Count every line that includes the string "icon" in the entries that follow. Nothing besides the number is needed.
-------- Raw records
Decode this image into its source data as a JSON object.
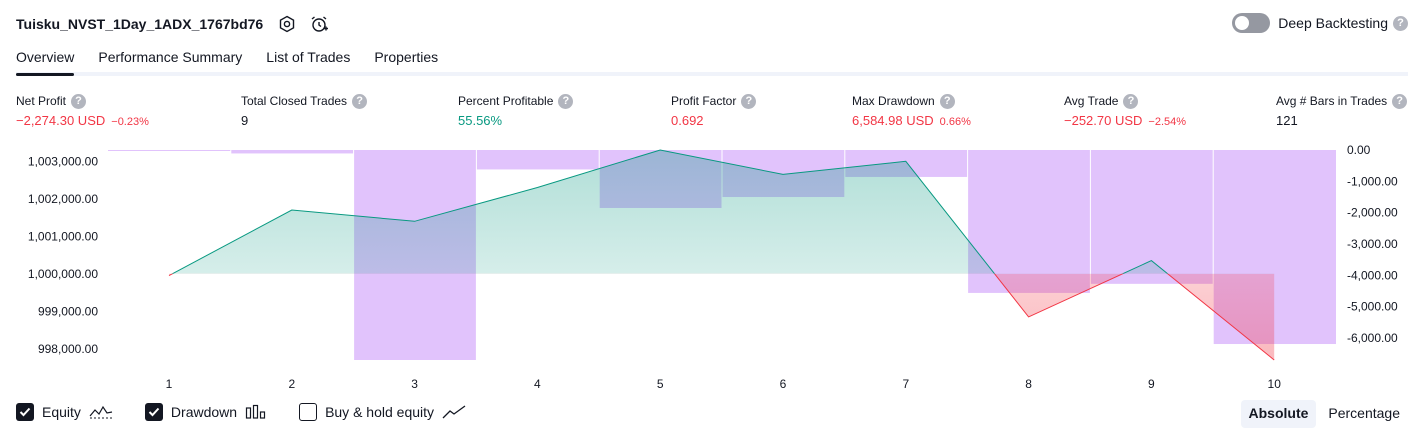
{
  "header": {
    "strategy_name": "Tuisku_NVST_1Day_1ADX_1767bd76",
    "settings_icon": "gear-icon",
    "alert_icon": "alarm-clock-plus-icon"
  },
  "deep_backtesting": {
    "label": "Deep Backtesting",
    "enabled": false,
    "help_icon": "help-icon"
  },
  "tabs": [
    {
      "label": "Overview",
      "active": true
    },
    {
      "label": "Performance Summary",
      "active": false
    },
    {
      "label": "List of Trades",
      "active": false
    },
    {
      "label": "Properties",
      "active": false
    }
  ],
  "metrics": [
    {
      "label": "Net Profit",
      "value": "−2,274.30 USD",
      "pct": "−0.23%",
      "tone": "neg"
    },
    {
      "label": "Total Closed Trades",
      "value": "9",
      "pct": "",
      "tone": "neu"
    },
    {
      "label": "Percent Profitable",
      "value": "55.56%",
      "pct": "",
      "tone": "pos"
    },
    {
      "label": "Profit Factor",
      "value": "0.692",
      "pct": "",
      "tone": "neg"
    },
    {
      "label": "Max Drawdown",
      "value": "6,584.98 USD",
      "pct": "0.66%",
      "tone": "neg"
    },
    {
      "label": "Avg Trade",
      "value": "−252.70 USD",
      "pct": "−2.54%",
      "tone": "neg"
    },
    {
      "label": "Avg # Bars in Trades",
      "value": "121",
      "pct": "",
      "tone": "neu"
    }
  ],
  "chart_data": {
    "type": "line",
    "x": [
      1,
      2,
      3,
      4,
      5,
      6,
      7,
      8,
      9,
      10
    ],
    "x_tick_labels": [
      "1",
      "2",
      "3",
      "4",
      "5",
      "6",
      "7",
      "8",
      "9",
      "10"
    ],
    "series": [
      {
        "name": "Equity",
        "type": "area",
        "values": [
          999950,
          1001700,
          1001400,
          1002300,
          1003300,
          1002650,
          1003000,
          998850,
          1000350,
          997700
        ]
      },
      {
        "name": "Drawdown",
        "type": "bar",
        "axis": "right",
        "values": [
          -30,
          -110,
          -6700,
          -620,
          -1850,
          -1500,
          -860,
          -4560,
          -4270,
          -6190
        ]
      }
    ],
    "equity_baseline": 1000000,
    "y_left": {
      "ticks": [
        1003000,
        1002000,
        1001000,
        1000000,
        999000,
        998000
      ],
      "tick_labels": [
        "1,003,000.00",
        "1,002,000.00",
        "1,001,000.00",
        "1,000,000.00",
        "999,000.00",
        "998,000.00"
      ],
      "range": [
        997700,
        1003300
      ]
    },
    "y_right": {
      "ticks": [
        0,
        -1000,
        -2000,
        -3000,
        -4000,
        -5000,
        -6000
      ],
      "tick_labels": [
        "0.00",
        "-1,000.00",
        "-2,000.00",
        "-3,000.00",
        "-4,000.00",
        "-5,000.00",
        "-6,000.00"
      ],
      "range": [
        -6700,
        0
      ]
    },
    "colors": {
      "equity_up": "#089981",
      "equity_down": "#f23645",
      "drawdown": "#e1c3fc"
    }
  },
  "legend": [
    {
      "label": "Equity",
      "checked": true,
      "icon": "equity-line-icon"
    },
    {
      "label": "Drawdown",
      "checked": true,
      "icon": "drawdown-bars-icon"
    },
    {
      "label": "Buy & hold equity",
      "checked": false,
      "icon": "buy-hold-line-icon"
    }
  ],
  "display_modes": [
    {
      "label": "Absolute",
      "active": true
    },
    {
      "label": "Percentage",
      "active": false
    }
  ]
}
----------------
The response: 6